Short task => Locate all lines in the data below that hold "axis" and show them.

Task inputs =>
--- begin ---
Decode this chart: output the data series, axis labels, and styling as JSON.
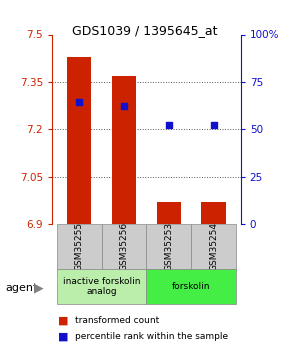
{
  "title": "GDS1039 / 1395645_at",
  "samples": [
    "GSM35255",
    "GSM35256",
    "GSM35253",
    "GSM35254"
  ],
  "bar_values": [
    7.43,
    7.37,
    6.97,
    6.97
  ],
  "bar_bottom": 6.9,
  "percentile_values": [
    7.285,
    7.275,
    7.215,
    7.215
  ],
  "ylim": [
    6.9,
    7.5
  ],
  "yticks": [
    6.9,
    7.05,
    7.2,
    7.35,
    7.5
  ],
  "ytick_labels": [
    "6.9",
    "7.05",
    "7.2",
    "7.35",
    "7.5"
  ],
  "y2ticks": [
    0,
    25,
    50,
    75,
    100
  ],
  "y2tick_labels": [
    "0",
    "25",
    "50",
    "75",
    "100%"
  ],
  "bar_color": "#cc2200",
  "dot_color": "#1111cc",
  "grid_color": "#555555",
  "agent_groups": [
    {
      "label": "inactive forskolin\nanalog",
      "color": "#bbeeaa",
      "samples": [
        0,
        1
      ]
    },
    {
      "label": "forskolin",
      "color": "#44ee44",
      "samples": [
        2,
        3
      ]
    }
  ],
  "agent_label": "agent",
  "legend_items": [
    {
      "color": "#cc2200",
      "label": "transformed count"
    },
    {
      "color": "#1111cc",
      "label": "percentile rank within the sample"
    }
  ],
  "bar_width": 0.55,
  "sample_box_color": "#cccccc",
  "sample_box_edge": "#888888"
}
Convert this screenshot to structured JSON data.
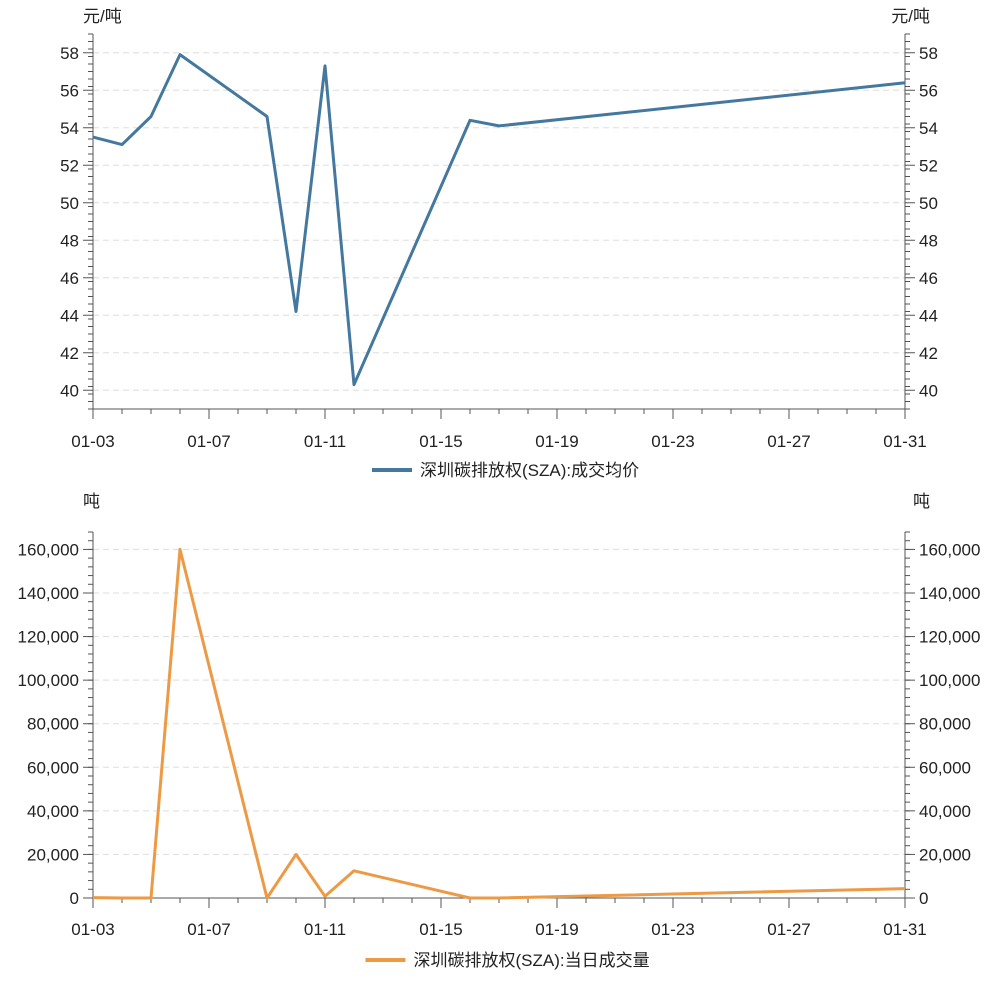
{
  "colors": {
    "price": "#44789e",
    "volume": "#ec9a45",
    "axis": "#555555",
    "grid": "#dddddd"
  },
  "chart_data": [
    {
      "type": "line",
      "unit_left": "元/吨",
      "unit_right": "元/吨",
      "x_ticks": [
        "01-03",
        "01-07",
        "01-11",
        "01-15",
        "01-19",
        "01-23",
        "01-27",
        "01-31"
      ],
      "xlim": [
        "01-03",
        "01-31"
      ],
      "ylim": [
        39,
        59
      ],
      "y_ticks": [
        40,
        42,
        44,
        46,
        48,
        50,
        52,
        54,
        56,
        58
      ],
      "grid": true,
      "legend": "bottom-center",
      "series": [
        {
          "name": "深圳碳排放权(SZA):成交均价",
          "x": [
            "01-03",
            "01-04",
            "01-05",
            "01-06",
            "01-09",
            "01-10",
            "01-11",
            "01-12",
            "01-16",
            "01-17",
            "01-31"
          ],
          "values": [
            53.5,
            53.1,
            54.6,
            57.9,
            54.6,
            44.2,
            57.3,
            40.3,
            54.4,
            54.1,
            56.4
          ]
        }
      ]
    },
    {
      "type": "line",
      "unit_left": "吨",
      "unit_right": "吨",
      "x_ticks": [
        "01-03",
        "01-07",
        "01-11",
        "01-15",
        "01-19",
        "01-23",
        "01-27",
        "01-31"
      ],
      "xlim": [
        "01-03",
        "01-31"
      ],
      "ylim": [
        0,
        168000
      ],
      "y_ticks": [
        0,
        20000,
        40000,
        60000,
        80000,
        100000,
        120000,
        140000,
        160000
      ],
      "grid": true,
      "legend": "bottom-center",
      "series": [
        {
          "name": "深圳碳排放权(SZA):当日成交量",
          "x": [
            "01-03",
            "01-04",
            "01-05",
            "01-06",
            "01-09",
            "01-10",
            "01-11",
            "01-12",
            "01-16",
            "01-17",
            "01-31"
          ],
          "values": [
            200,
            0,
            0,
            160000,
            0,
            20000,
            800,
            12500,
            0,
            0,
            4300
          ]
        }
      ]
    }
  ]
}
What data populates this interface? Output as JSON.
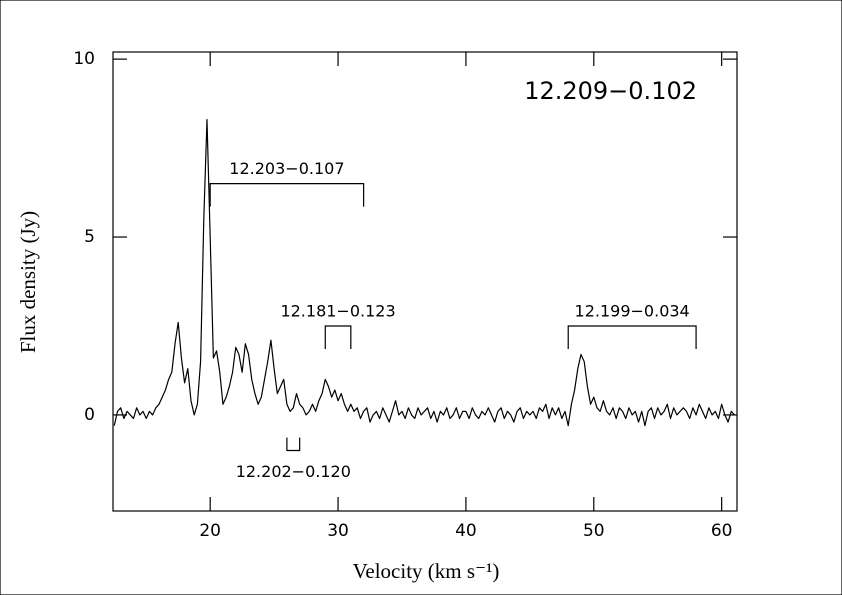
{
  "chart_data": {
    "type": "line",
    "title": "12.209−0.102",
    "x_label": "Velocity (km s⁻¹)",
    "y_label": "Flux density (Jy)",
    "xlim": [
      12.4,
      61.2
    ],
    "ylim": [
      -2.7,
      10.2
    ],
    "xticks": [
      20,
      30,
      40,
      50,
      60
    ],
    "yticks": [
      0,
      5,
      10
    ],
    "color": "#000000",
    "x": [
      12.5,
      12.75,
      13,
      13.25,
      13.5,
      13.75,
      14,
      14.25,
      14.5,
      14.75,
      15,
      15.25,
      15.5,
      15.75,
      16,
      16.25,
      16.5,
      16.75,
      17,
      17.25,
      17.5,
      17.75,
      18,
      18.25,
      18.5,
      18.75,
      19,
      19.25,
      19.5,
      19.75,
      20,
      20.25,
      20.5,
      20.75,
      21,
      21.25,
      21.5,
      21.75,
      22,
      22.25,
      22.5,
      22.75,
      23,
      23.25,
      23.5,
      23.75,
      24,
      24.25,
      24.5,
      24.75,
      25,
      25.25,
      25.5,
      25.75,
      26,
      26.25,
      26.5,
      26.75,
      27,
      27.25,
      27.5,
      27.75,
      28,
      28.25,
      28.5,
      28.75,
      29,
      29.25,
      29.5,
      29.75,
      30,
      30.25,
      30.5,
      30.75,
      31,
      31.25,
      31.5,
      31.75,
      32,
      32.25,
      32.5,
      32.75,
      33,
      33.25,
      33.5,
      33.75,
      34,
      34.25,
      34.5,
      34.75,
      35,
      35.25,
      35.5,
      35.75,
      36,
      36.25,
      36.5,
      36.75,
      37,
      37.25,
      37.5,
      37.75,
      38,
      38.25,
      38.5,
      38.75,
      39,
      39.25,
      39.5,
      39.75,
      40,
      40.25,
      40.5,
      40.75,
      41,
      41.25,
      41.5,
      41.75,
      42,
      42.25,
      42.5,
      42.75,
      43,
      43.25,
      43.5,
      43.75,
      44,
      44.25,
      44.5,
      44.75,
      45,
      45.25,
      45.5,
      45.75,
      46,
      46.25,
      46.5,
      46.75,
      47,
      47.25,
      47.5,
      47.75,
      48,
      48.25,
      48.5,
      48.75,
      49,
      49.25,
      49.5,
      49.75,
      50,
      50.25,
      50.5,
      50.75,
      51,
      51.25,
      51.5,
      51.75,
      52,
      52.25,
      52.5,
      52.75,
      53,
      53.25,
      53.5,
      53.75,
      54,
      54.25,
      54.5,
      54.75,
      55,
      55.25,
      55.5,
      55.75,
      56,
      56.25,
      56.5,
      56.75,
      57,
      57.25,
      57.5,
      57.75,
      58,
      58.25,
      58.5,
      58.75,
      59,
      59.25,
      59.5,
      59.75,
      60,
      60.25,
      60.5,
      60.75,
      61
    ],
    "values": [
      -0.3,
      0.1,
      0.2,
      -0.1,
      0.1,
      0.0,
      -0.1,
      0.2,
      0.0,
      0.1,
      -0.1,
      0.1,
      0.0,
      0.2,
      0.3,
      0.5,
      0.7,
      1.0,
      1.2,
      2.0,
      2.6,
      1.6,
      0.9,
      1.3,
      0.4,
      0.0,
      0.3,
      1.5,
      5.5,
      8.3,
      5.0,
      1.6,
      1.8,
      1.2,
      0.3,
      0.5,
      0.8,
      1.2,
      1.9,
      1.7,
      1.2,
      2.0,
      1.7,
      1.0,
      0.6,
      0.3,
      0.5,
      1.0,
      1.5,
      2.1,
      1.3,
      0.6,
      0.8,
      1.0,
      0.3,
      0.1,
      0.2,
      0.6,
      0.3,
      0.2,
      0.0,
      0.1,
      0.3,
      0.1,
      0.4,
      0.6,
      1.0,
      0.8,
      0.5,
      0.7,
      0.4,
      0.6,
      0.3,
      0.1,
      0.3,
      0.1,
      0.2,
      -0.1,
      0.1,
      0.2,
      -0.2,
      0.0,
      0.1,
      -0.1,
      0.2,
      0.0,
      -0.2,
      0.1,
      0.4,
      0.0,
      0.1,
      -0.1,
      0.2,
      0.0,
      -0.1,
      0.2,
      0.0,
      0.1,
      0.2,
      -0.1,
      0.1,
      -0.2,
      0.1,
      0.0,
      0.2,
      -0.1,
      0.0,
      0.2,
      -0.1,
      0.1,
      0.1,
      -0.1,
      0.2,
      0.0,
      -0.1,
      0.1,
      0.0,
      0.2,
      0.0,
      -0.2,
      0.1,
      0.2,
      -0.1,
      0.1,
      0.0,
      -0.2,
      0.1,
      0.2,
      -0.1,
      0.1,
      0.0,
      0.1,
      -0.1,
      0.2,
      0.1,
      0.3,
      -0.1,
      0.2,
      0.0,
      0.2,
      -0.1,
      0.1,
      -0.3,
      0.3,
      0.7,
      1.3,
      1.7,
      1.5,
      0.8,
      0.3,
      0.5,
      0.2,
      0.1,
      0.4,
      0.1,
      0.0,
      0.2,
      -0.1,
      0.2,
      0.1,
      -0.1,
      0.2,
      0.0,
      0.1,
      -0.2,
      0.1,
      -0.3,
      0.1,
      0.2,
      -0.1,
      0.2,
      0.0,
      0.1,
      0.3,
      -0.1,
      0.2,
      0.0,
      0.1,
      0.2,
      0.1,
      -0.1,
      0.2,
      0.0,
      0.3,
      0.1,
      -0.1,
      0.2,
      0.0,
      0.1,
      -0.1,
      0.3,
      0.0,
      -0.2,
      0.1,
      0.0
    ],
    "annotations": [
      {
        "text": "12.203−0.107",
        "range": [
          20,
          32
        ],
        "level": 6.5,
        "side": "above"
      },
      {
        "text": "12.181−0.123",
        "range": [
          29,
          31
        ],
        "level": 2.5,
        "side": "above"
      },
      {
        "text": "12.199−0.034",
        "range": [
          48,
          58
        ],
        "level": 2.5,
        "side": "above"
      },
      {
        "text": "12.202−0.120",
        "range": [
          26,
          27
        ],
        "level": -1.0,
        "side": "below"
      }
    ]
  }
}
--- end ---
Solution to this exercise =>
Decode this chart: output the data series, axis labels, and styling as JSON.
    "axis": "#555555",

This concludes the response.